> _Instruction_: Wherever the word "звеньев" appears in the entries, copy the whole line.
-- Begin Given records --
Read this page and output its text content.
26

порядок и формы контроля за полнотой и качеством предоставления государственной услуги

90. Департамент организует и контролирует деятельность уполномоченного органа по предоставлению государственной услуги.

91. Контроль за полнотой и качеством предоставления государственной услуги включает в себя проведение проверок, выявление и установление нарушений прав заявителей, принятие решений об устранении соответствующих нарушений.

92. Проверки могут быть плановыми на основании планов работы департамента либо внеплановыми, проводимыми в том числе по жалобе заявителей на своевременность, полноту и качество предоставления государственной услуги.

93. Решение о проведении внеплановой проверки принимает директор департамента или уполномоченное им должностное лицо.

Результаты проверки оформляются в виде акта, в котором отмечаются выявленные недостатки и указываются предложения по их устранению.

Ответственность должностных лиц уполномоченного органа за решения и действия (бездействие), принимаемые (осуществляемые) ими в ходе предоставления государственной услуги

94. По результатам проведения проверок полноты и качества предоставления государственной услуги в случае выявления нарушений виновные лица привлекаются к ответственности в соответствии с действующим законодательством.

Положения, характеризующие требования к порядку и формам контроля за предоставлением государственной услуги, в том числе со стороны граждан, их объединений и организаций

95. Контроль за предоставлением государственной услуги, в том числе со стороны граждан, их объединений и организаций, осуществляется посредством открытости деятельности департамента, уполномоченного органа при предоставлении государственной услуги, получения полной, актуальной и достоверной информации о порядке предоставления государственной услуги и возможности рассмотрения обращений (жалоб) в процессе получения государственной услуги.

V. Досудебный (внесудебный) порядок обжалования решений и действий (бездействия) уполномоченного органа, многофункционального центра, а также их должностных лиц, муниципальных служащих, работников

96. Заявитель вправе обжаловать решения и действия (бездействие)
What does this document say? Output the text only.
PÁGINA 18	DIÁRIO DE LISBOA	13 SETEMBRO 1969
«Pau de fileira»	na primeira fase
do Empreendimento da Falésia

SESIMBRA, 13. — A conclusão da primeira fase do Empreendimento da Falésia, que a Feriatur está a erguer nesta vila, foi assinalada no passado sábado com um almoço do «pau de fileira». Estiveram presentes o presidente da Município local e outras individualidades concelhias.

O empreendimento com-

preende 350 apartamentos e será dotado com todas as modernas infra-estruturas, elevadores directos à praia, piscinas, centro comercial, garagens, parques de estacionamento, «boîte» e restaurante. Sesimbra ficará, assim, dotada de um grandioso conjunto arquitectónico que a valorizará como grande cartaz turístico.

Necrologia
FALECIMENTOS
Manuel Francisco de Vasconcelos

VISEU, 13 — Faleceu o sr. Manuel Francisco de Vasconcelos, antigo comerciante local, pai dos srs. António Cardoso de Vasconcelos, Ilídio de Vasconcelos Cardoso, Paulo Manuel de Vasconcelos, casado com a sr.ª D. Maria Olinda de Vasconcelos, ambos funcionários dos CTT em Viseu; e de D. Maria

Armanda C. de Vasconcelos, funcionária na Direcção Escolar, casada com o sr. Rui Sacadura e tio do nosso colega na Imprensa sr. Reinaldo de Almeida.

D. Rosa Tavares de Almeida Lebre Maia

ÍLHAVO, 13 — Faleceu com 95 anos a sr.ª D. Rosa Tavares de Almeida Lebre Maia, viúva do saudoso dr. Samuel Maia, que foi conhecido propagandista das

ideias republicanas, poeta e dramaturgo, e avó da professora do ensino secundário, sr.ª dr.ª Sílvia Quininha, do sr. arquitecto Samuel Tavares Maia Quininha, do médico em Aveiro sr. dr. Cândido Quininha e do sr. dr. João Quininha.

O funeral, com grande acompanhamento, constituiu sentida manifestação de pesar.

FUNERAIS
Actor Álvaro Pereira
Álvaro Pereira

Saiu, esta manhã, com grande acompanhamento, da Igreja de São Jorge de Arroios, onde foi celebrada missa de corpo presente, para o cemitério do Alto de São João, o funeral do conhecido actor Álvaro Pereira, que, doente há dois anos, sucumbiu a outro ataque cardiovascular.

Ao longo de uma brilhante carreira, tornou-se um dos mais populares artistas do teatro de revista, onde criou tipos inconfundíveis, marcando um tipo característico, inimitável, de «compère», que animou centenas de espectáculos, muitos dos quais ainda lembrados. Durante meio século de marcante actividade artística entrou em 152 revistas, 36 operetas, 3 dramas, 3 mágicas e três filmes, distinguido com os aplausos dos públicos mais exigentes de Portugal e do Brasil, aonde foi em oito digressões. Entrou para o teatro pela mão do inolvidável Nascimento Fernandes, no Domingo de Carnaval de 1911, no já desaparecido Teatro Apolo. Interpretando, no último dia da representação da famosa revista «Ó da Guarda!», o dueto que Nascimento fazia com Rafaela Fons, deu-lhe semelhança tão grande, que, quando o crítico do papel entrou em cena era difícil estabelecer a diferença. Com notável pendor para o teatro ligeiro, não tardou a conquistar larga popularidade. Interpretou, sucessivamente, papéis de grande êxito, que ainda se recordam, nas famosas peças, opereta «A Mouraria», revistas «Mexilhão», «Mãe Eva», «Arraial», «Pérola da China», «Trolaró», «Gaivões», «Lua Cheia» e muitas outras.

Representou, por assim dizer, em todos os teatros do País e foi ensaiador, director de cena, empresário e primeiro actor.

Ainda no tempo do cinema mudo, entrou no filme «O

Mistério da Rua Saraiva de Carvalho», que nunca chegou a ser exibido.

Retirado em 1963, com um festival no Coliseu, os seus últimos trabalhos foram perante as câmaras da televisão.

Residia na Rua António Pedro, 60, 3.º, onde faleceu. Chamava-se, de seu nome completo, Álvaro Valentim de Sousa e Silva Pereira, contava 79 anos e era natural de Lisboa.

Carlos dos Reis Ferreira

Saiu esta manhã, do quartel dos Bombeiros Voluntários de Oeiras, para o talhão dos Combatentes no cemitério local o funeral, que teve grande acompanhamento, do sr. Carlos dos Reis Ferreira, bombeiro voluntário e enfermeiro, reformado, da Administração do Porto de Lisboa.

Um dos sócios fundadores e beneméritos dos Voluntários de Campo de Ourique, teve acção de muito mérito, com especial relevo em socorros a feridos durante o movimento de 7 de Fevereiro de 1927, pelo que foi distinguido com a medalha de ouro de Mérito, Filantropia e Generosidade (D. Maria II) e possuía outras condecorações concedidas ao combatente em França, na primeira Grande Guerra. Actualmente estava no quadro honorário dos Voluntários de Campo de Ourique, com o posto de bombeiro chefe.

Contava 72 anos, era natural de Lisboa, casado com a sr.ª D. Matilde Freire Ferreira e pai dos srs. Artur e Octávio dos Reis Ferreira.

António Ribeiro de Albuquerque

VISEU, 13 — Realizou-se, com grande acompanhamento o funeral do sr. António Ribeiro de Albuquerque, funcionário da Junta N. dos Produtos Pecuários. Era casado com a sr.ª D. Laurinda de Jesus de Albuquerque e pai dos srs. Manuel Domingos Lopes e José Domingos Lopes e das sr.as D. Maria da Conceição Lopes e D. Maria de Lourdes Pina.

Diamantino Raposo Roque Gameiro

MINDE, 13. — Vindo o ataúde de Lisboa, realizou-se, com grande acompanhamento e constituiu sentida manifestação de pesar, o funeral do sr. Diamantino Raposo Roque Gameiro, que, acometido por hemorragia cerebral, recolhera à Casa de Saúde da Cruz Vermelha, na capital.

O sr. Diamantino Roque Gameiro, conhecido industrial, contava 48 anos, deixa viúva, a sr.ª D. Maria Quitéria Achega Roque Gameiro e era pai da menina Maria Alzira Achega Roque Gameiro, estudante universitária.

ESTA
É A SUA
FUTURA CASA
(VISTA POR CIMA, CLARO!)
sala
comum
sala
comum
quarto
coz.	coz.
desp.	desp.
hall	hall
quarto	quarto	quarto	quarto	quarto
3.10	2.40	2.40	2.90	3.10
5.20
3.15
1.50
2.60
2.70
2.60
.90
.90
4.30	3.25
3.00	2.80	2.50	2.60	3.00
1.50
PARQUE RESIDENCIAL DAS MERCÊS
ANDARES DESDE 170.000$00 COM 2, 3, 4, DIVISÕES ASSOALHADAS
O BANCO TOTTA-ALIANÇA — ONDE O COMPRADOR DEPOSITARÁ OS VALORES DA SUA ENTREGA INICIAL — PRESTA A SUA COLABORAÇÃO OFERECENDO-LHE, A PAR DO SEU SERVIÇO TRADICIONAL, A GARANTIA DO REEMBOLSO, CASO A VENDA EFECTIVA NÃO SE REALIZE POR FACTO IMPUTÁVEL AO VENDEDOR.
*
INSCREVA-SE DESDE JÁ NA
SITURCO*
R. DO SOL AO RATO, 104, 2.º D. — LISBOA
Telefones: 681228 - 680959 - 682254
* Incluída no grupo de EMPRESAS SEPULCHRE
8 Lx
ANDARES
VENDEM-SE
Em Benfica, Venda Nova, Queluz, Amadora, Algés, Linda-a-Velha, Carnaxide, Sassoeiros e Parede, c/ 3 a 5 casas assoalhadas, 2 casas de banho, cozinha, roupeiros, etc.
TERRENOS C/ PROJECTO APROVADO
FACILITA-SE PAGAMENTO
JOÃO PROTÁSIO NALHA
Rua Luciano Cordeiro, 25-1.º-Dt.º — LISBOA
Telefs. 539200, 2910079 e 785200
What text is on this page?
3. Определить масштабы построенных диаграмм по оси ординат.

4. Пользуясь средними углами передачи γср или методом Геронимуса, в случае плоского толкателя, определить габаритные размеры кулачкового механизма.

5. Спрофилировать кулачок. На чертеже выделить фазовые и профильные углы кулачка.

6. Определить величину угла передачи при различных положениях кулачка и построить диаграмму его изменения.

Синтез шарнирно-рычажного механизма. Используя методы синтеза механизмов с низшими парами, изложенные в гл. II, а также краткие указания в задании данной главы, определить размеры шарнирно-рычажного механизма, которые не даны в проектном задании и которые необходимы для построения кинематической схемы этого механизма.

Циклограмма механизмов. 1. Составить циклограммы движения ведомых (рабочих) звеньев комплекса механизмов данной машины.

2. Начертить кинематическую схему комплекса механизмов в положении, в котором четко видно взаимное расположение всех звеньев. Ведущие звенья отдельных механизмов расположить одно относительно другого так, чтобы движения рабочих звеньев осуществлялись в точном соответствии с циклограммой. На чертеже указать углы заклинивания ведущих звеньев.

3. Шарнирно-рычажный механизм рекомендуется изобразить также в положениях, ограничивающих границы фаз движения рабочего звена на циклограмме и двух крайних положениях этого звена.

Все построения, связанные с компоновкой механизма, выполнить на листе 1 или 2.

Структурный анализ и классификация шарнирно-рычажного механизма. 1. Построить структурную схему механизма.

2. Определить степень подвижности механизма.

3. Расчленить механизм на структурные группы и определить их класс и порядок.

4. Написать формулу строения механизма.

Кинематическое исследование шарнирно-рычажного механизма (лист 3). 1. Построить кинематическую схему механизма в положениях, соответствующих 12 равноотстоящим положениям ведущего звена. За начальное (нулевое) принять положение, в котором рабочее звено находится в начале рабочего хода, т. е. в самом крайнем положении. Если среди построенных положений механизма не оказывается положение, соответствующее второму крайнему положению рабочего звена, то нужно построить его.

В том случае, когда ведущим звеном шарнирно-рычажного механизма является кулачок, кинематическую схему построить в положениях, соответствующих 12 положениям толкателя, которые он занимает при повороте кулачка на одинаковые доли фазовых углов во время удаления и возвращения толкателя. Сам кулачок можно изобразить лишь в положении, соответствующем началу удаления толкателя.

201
-- End Given records --
> _Result of the exercise_:
Циклограмма механизмов. 1. Составить циклограммы движения ведомых (рабочих) звеньев комплекса механизмов данной машины.
2. Начертить кинематическую схему комплекса механизмов в положении, в котором четко видно взаимное расположение всех звеньев. Ведущие звенья отдельных механизмов расположить одно относительно другого так, чтобы движения рабочих звеньев осуществлялись в точном соответствии с циклограммой. На чертеже указать углы заклинивания ведущих звеньев.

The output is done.